**Task directions:**
From the entries below, tally how many lines contain "Oevel" and report only that figure.

**Data entries:**
•••••
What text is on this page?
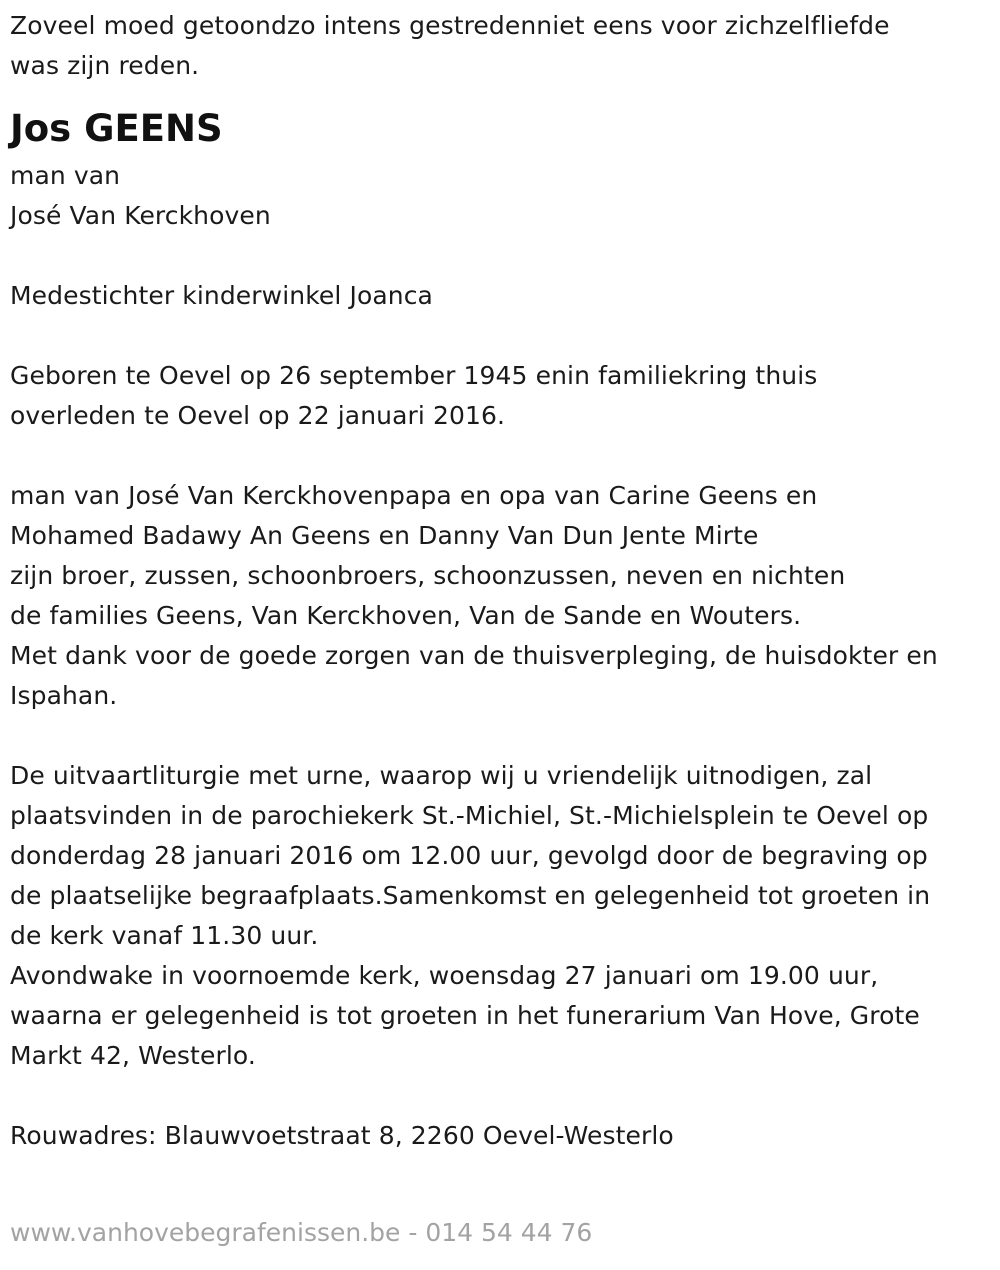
Zoveel moed getoondzo intens gestredenniet eens voor zichzelfliefde
was zijn reden.
Jos GEENS
man van
José Van Kerckhoven
Medestichter kinderwinkel Joanca
Geboren te Oevel op 26 september 1945 enin familiekring thuis
overleden te Oevel op 22 januari 2016.
man van José Van Kerckhovenpapa en opa van Carine Geens en
Mohamed Badawy An Geens en Danny Van Dun Jente Mirte
zijn broer, zussen, schoonbroers, schoonzussen, neven en nichten
de families Geens, Van Kerckhoven, Van de Sande en Wouters.
Met dank voor de goede zorgen van de thuisverpleging, de huisdokter en
Ispahan.
De uitvaartliturgie met urne, waarop wij u vriendelijk uitnodigen, zal
plaatsvinden in de parochiekerk St.-Michiel, St.-Michielsplein te Oevel op
donderdag 28 januari 2016 om 12.00 uur, gevolgd door de begraving op
de plaatselijke begraafplaats.Samenkomst en gelegenheid tot groeten in
de kerk vanaf 11.30 uur.
Avondwake in voornoemde kerk, woensdag 27 januari om 19.00 uur,
waarna er gelegenheid is tot groeten in het funerarium Van Hove, Grote
Markt 42, Westerlo.
Rouwadres: Blauwvoetstraat 8, 2260 Oevel-Westerlo
www.vanhovebegrafenissen.be - 014 54 44 76
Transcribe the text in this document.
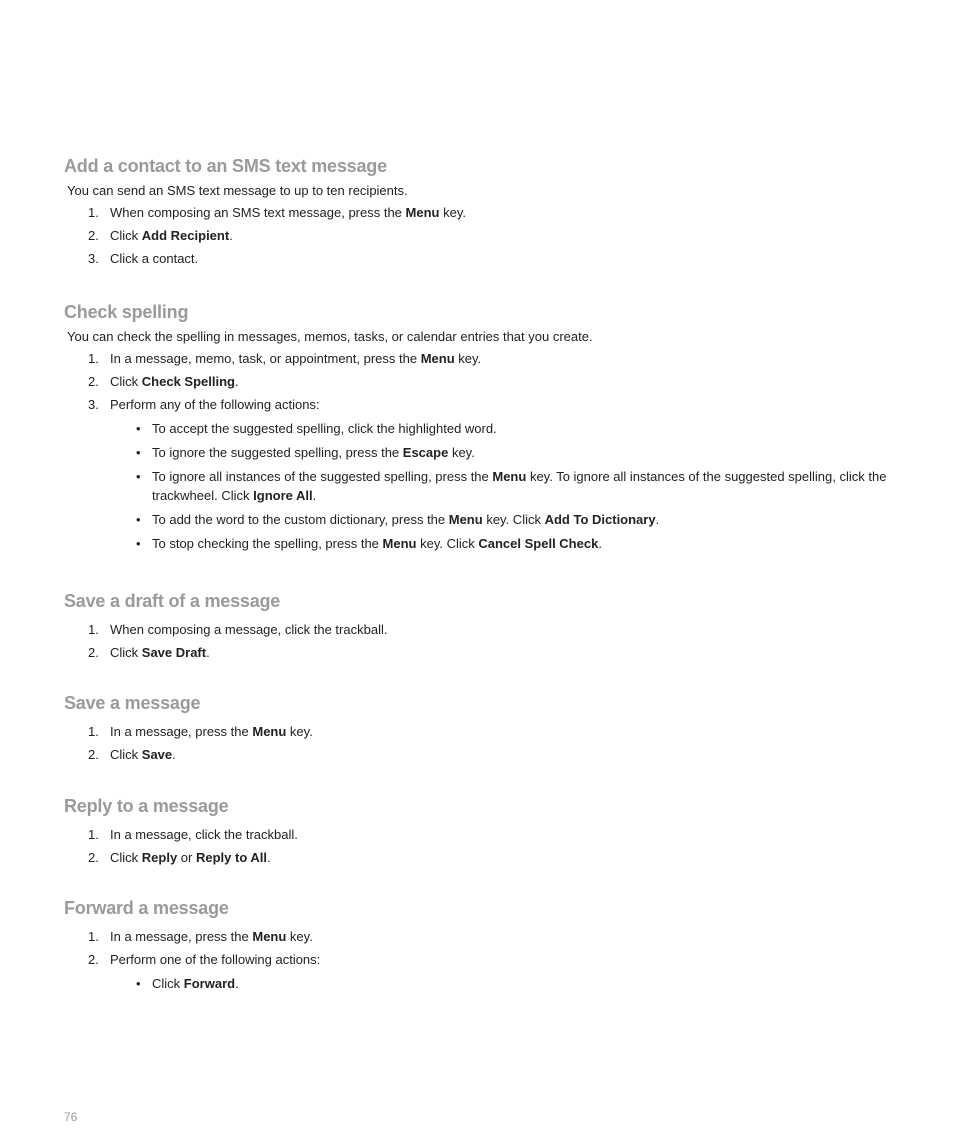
Add a contact to an SMS text message

You can send an SMS text message to up to ten recipients.

1. When composing an SMS text message, press the Menu key.
2. Click Add Recipient.
3. Click a contact.
Check spelling

You can check the spelling in messages, memos, tasks, or calendar entries that you create.

1. In a message, memo, task, or appointment, press the Menu key.
2. Click Check Spelling.
3. Perform any of the following actions:
• To accept the suggested spelling, click the highlighted word.
• To ignore the suggested spelling, press the Escape key.
• To ignore all instances of the suggested spelling, press the Menu key. To ignore all instances of the suggested spelling, click the trackwheel. Click Ignore All.
• To add the word to the custom dictionary, press the Menu key. Click Add To Dictionary.
• To stop checking the spelling, press the Menu key. Click Cancel Spell Check.
Save a draft of a message
1. When composing a message, click the trackball.
2. Click Save Draft.
Save a message
1. In a message, press the Menu key.
2. Click Save.
Reply to a message
1. In a message, click the trackball.
2. Click Reply or Reply to All.
Forward a message
1. In a message, press the Menu key.
2. Perform one of the following actions:
• Click Forward.
76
•••••
**Finished answer:**
4